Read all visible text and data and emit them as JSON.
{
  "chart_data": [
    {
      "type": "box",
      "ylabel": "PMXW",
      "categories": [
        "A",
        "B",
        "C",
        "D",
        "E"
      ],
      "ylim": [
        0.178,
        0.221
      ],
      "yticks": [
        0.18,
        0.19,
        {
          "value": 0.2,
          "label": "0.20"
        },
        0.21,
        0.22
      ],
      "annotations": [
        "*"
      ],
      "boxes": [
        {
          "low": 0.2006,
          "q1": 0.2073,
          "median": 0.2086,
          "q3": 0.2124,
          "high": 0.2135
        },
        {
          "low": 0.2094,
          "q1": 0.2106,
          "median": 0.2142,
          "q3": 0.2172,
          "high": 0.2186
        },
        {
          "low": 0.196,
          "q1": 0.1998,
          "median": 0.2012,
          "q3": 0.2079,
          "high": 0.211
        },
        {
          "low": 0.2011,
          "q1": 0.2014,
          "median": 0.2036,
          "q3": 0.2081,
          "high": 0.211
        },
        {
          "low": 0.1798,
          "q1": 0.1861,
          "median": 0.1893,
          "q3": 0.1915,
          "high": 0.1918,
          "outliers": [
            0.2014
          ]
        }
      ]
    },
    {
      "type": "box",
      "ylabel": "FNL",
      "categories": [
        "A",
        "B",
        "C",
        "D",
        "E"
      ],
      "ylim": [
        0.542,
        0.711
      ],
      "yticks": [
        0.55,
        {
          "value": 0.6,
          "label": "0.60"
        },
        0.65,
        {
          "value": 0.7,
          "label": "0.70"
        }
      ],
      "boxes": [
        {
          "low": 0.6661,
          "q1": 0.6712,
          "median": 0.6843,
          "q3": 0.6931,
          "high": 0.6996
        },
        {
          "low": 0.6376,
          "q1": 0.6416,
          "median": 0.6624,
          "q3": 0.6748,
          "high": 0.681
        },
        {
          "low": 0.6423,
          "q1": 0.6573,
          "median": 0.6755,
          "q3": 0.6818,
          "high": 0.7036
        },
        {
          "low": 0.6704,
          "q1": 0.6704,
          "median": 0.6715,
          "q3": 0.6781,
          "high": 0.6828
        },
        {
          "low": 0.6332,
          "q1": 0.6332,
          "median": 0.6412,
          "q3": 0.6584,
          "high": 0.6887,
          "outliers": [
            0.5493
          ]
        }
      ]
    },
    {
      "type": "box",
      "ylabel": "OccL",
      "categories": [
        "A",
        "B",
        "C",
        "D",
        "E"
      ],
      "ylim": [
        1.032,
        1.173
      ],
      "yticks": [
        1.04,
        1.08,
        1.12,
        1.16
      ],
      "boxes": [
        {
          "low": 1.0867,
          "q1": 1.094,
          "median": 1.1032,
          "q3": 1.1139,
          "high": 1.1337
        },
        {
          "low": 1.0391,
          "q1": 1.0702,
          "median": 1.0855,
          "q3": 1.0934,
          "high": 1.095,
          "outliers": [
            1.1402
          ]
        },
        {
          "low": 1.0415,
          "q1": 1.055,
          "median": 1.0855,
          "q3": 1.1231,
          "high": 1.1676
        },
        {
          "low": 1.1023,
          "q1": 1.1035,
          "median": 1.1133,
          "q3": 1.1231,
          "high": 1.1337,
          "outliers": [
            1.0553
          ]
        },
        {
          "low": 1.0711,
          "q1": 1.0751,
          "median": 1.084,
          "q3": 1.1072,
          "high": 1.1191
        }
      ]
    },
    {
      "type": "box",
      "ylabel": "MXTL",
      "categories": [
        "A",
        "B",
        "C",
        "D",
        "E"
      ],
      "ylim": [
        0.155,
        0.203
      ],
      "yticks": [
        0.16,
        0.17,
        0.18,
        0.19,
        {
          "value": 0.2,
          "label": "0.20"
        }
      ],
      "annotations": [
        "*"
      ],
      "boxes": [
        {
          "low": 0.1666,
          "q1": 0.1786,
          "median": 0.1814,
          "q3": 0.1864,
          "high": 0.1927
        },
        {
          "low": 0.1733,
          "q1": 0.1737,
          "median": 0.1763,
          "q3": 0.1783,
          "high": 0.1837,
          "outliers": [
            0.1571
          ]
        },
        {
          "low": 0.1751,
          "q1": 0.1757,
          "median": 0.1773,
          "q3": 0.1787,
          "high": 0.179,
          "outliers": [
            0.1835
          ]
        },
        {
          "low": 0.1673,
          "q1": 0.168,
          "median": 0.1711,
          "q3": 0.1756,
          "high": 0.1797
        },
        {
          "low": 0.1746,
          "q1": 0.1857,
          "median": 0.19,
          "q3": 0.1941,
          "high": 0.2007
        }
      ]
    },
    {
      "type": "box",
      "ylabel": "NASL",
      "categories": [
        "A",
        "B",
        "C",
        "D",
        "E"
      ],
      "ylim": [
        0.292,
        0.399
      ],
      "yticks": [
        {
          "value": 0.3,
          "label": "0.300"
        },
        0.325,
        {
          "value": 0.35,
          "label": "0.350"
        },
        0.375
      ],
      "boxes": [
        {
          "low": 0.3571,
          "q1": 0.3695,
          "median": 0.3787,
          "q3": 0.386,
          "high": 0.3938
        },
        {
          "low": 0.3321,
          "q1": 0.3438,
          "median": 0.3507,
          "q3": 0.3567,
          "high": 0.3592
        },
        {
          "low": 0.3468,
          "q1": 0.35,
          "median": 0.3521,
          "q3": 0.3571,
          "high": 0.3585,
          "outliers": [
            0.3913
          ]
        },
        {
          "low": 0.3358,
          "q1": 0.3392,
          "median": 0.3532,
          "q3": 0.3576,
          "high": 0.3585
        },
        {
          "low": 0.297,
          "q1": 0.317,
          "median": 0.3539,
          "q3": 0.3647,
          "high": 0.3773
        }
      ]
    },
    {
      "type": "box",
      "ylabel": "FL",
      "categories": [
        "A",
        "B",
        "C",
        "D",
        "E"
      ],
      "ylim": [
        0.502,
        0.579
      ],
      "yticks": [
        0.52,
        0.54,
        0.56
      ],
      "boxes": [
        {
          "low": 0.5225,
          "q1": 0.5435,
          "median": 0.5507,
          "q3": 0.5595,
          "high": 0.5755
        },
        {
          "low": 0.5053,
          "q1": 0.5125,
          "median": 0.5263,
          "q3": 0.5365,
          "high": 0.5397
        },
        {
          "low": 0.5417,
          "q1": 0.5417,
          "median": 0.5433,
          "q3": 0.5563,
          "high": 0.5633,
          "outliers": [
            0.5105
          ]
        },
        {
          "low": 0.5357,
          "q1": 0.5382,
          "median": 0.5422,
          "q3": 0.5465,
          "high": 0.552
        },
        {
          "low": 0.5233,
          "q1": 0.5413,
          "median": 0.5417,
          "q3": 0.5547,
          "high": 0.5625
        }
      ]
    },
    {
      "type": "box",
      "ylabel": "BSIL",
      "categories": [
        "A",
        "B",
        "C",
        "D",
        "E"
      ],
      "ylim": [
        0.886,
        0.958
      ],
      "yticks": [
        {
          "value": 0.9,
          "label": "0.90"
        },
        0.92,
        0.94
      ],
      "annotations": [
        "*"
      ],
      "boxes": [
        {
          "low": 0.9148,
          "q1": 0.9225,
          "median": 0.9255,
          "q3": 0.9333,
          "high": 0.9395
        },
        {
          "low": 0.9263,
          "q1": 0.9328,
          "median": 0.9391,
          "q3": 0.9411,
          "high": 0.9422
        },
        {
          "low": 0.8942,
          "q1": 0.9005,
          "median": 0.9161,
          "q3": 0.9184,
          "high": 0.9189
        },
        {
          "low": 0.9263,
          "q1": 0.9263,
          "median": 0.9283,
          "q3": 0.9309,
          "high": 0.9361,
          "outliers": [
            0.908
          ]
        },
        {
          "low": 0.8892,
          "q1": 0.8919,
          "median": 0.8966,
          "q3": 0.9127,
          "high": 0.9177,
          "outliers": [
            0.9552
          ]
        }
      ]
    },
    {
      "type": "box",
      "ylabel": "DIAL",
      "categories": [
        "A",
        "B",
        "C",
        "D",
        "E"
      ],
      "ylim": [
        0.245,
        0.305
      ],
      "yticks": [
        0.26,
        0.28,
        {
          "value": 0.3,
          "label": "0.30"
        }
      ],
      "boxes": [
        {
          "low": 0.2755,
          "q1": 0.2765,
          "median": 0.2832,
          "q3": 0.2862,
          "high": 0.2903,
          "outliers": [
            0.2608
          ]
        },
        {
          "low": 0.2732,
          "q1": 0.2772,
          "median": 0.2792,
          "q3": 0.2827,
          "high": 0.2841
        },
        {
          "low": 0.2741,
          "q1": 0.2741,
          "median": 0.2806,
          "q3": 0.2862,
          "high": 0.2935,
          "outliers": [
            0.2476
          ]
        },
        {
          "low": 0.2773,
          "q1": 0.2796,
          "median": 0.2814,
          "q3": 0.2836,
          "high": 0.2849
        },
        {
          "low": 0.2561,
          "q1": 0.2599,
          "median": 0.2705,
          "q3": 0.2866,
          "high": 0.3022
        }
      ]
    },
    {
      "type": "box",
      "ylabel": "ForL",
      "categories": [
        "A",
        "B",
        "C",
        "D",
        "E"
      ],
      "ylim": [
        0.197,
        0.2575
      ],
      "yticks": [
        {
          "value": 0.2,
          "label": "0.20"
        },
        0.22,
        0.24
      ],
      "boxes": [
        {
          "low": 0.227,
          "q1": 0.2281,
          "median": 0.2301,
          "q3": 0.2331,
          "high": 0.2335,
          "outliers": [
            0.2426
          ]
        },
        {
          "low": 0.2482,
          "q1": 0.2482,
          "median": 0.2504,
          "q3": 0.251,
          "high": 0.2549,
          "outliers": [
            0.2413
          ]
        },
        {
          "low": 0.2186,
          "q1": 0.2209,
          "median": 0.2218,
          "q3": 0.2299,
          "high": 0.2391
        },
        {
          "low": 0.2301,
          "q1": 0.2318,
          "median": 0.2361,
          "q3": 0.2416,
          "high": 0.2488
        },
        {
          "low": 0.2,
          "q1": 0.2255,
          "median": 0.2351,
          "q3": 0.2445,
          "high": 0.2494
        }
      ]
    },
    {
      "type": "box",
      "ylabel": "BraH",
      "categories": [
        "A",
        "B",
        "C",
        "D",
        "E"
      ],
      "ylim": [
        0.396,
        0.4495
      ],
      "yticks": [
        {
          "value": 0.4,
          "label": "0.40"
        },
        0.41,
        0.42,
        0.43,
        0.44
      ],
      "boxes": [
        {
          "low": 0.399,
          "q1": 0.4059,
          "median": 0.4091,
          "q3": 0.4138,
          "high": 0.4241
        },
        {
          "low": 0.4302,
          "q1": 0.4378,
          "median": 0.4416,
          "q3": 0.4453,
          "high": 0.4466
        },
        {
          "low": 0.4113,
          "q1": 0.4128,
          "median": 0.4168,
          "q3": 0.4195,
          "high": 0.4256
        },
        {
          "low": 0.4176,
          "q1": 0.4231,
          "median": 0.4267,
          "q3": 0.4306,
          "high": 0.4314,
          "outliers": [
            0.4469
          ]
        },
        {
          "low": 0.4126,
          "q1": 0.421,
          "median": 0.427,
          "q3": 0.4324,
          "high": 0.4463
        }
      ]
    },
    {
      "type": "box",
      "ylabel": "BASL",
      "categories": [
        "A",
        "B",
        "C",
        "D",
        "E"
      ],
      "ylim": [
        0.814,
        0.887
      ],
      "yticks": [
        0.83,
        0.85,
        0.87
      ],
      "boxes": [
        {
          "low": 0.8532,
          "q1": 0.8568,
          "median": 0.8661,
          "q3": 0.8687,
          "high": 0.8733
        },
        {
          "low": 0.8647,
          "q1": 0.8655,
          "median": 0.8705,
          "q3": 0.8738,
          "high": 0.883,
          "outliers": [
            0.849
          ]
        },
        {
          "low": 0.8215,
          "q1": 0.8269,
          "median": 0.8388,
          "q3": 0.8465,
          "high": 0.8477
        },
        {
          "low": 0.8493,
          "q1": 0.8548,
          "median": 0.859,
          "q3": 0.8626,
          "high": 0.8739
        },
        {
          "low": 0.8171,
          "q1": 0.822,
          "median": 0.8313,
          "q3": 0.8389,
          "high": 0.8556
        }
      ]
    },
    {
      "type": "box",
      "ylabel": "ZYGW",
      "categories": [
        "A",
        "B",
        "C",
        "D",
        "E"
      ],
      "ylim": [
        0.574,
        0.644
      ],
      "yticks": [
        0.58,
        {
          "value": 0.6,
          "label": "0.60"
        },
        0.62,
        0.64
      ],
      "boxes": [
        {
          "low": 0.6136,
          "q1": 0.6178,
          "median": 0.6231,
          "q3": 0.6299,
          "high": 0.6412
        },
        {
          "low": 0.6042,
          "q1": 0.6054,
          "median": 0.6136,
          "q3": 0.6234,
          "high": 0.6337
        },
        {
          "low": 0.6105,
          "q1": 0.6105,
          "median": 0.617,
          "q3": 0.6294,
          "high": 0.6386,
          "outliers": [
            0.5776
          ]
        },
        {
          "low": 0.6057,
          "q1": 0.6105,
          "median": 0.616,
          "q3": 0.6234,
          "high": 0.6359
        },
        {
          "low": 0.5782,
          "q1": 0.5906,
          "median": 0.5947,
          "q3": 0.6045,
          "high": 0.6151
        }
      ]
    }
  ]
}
• • • •
** GOAL **
Find each line in the records holding the string "ylabel" and show it.

** THE RESPONSE **
      "ylabel": "PMXW",
      "ylabel": "FNL",
      "ylabel": "OccL",
      "ylabel": "MXTL",
      "ylabel": "NASL",
      "ylabel": "FL",
      "ylabel": "BSIL",
      "ylabel": "DIAL",
      "ylabel": "ForL",
      "ylabel": "BraH",
      "ylabel": "BASL",
      "ylabel": "ZYGW",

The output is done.